====== Passage given
Exploitation Retrospect | The Journal of Junk Culture and Fringe Media
The Driller Killer (1979)
Cult Epics | Review by Crites

Notorious from the moment of its release, THE DRILLER KILLERis a standout film in a number of respects. It's an early slasher picture by a noted and prolific director, it's a 'power tool massacre' film, and it takes place within a uniquely vibrant scene, that of the New York arts community in the 1970s. And, as it says onscreen before the credits even roll, "This Film Should Be Played LOUD."

Reno Miller (director Ferrara, billed as Jimmy Laine) is the archetypal starving tortured artist. Living in near poverty in an NYC apartment with his bisexual girlfriend Carol (Carolyn Marz) and their young playmate Pamela (Baybi Day), he struggles daily to finish his latest masterpiece, "The Buffalo," a painting he hopes to sell for big gallery money. But Reno's also working against a number of personal and domestic issues, including artistic insecurity and the demands of his uptown girlfriend, not to mention the jarring distractions of NY streetlife.

Already somewhat on edge at having to deal with bills, rent, the bitchy gallery owner, the noise and madness from the street, and a pair of female roommates, the last thing Reno needs is every tenant's nightmare – the punk band that moves in downstairs. Rhodney (Douglas Metro, billed as Tony Coca-Cola) and the Roosters are a large and lousy ensemble, complete with entourage. And what they lack in talent they more than make up for in volume, rehearsing at peak level at all hours.

Beset on all sides as he is, Reno soon begins experiencing headaches and violent blood-soaked visions. (Right around this time his lady friends, drifting farther and farther away from him, share a warm encounter in the shower.) These nightmarish hallucinations soon drive Reno to the streets, where with an electric drill and the battery-powered "Porto-Pak" (as seen on TV!) he vents his mounting rage by murdering a sleeping wino. Viciously drilled to death in a doorway, the man is gouged away at until he lies motionless, left in a broadening pool of his own blood.
============
* **Requirement A**:
Do these statements agree with the review of The Driller Killer? For each, answer yes or no and quote the words of the review that decide it. (i) Reno Miller is played by the film's director, billed as Jimmy Laine. (ii) The punk band moves into the apartment upstairs from Reno. (iii) The Roosters rehearse only in the daytime.
* **Requirement B**:
Can you carry the review of The Driller Killer forward past its final sentence, picking up right after the killing of the sleeping wino?
====== Dataset section
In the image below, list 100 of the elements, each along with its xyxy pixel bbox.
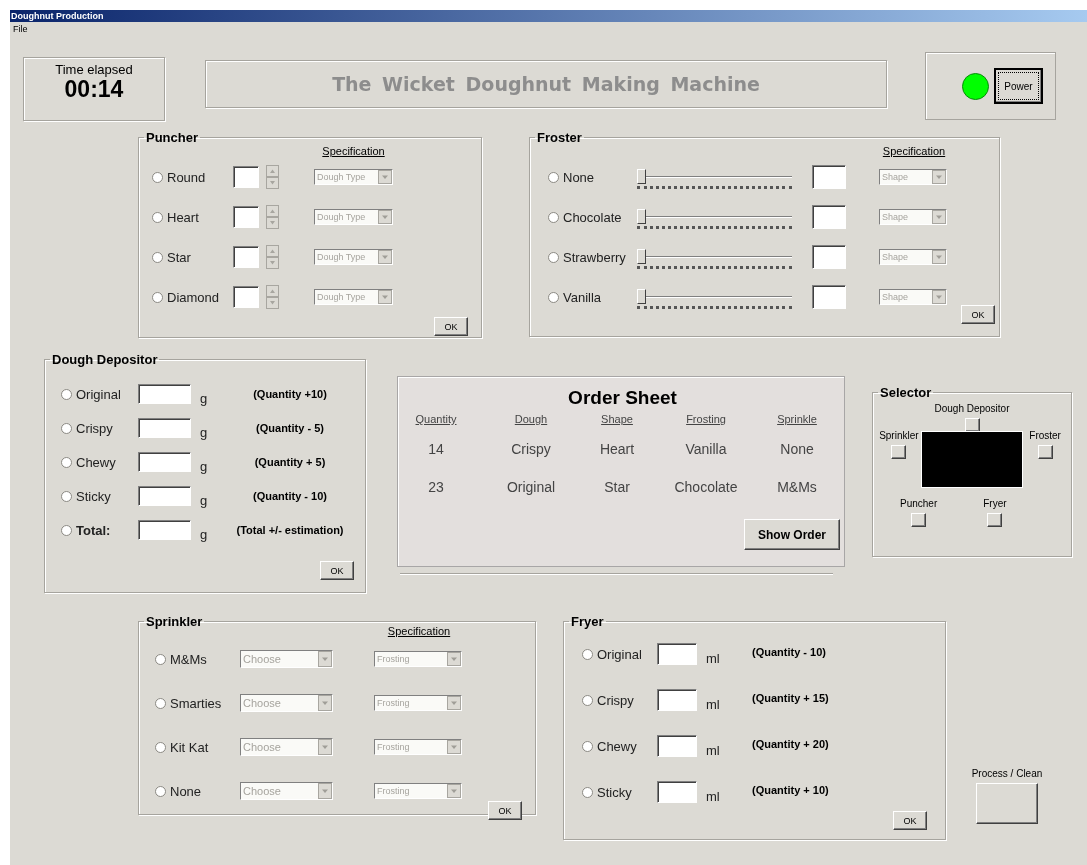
============
* **Task response A**:
(i) Yes: "Reno Miller (director Ferrara, billed as Jimmy Laine)."
(ii) No: "the punk band that moves in downstairs."
(iii) No: "rehearsing at peak level at all hours."

* **Task response B**:
Somewhat eased by this cathartic murder, Reno is coerced by Carol into going to see the Roosters play at Max's. This event only serves to push him even further over the edge, and driven out of the club by the music and his girlfriend's questioning Reno again takes to the streets and slaughters his second, third, fourth, fifth, sixth, seventh, eighth and ninth indigent victims in a relentless massacre of frustration. Some of these are homeless passed out in one location or another, some are winos approached in a state of drunken loquaciousness; some are found hidden away in dark corners of the city, while some are caught and dispatched right out in the open, on streets or sidewalks awash in nighttime illumination. One schizophrenic and/or stoned individual is seen harassing people at a bus shelter before Reno walks up and drills him in the back once the commuters have caught the late night bus. ("New York Wins!" declares the shelter's brightly-lit signage.) Another unfortunate is a sleeping bum who awakens as Reno drills directly into his forehead – blood gushes as the drill bit spins in close-up right above the man's eye. Throughout the massacre Reno takes great pleasure in revving the drill at different speeds, as if playing it as his instrument of death in his own one-man concert of destruction in reaction to the music that's helped drive him out of his mind.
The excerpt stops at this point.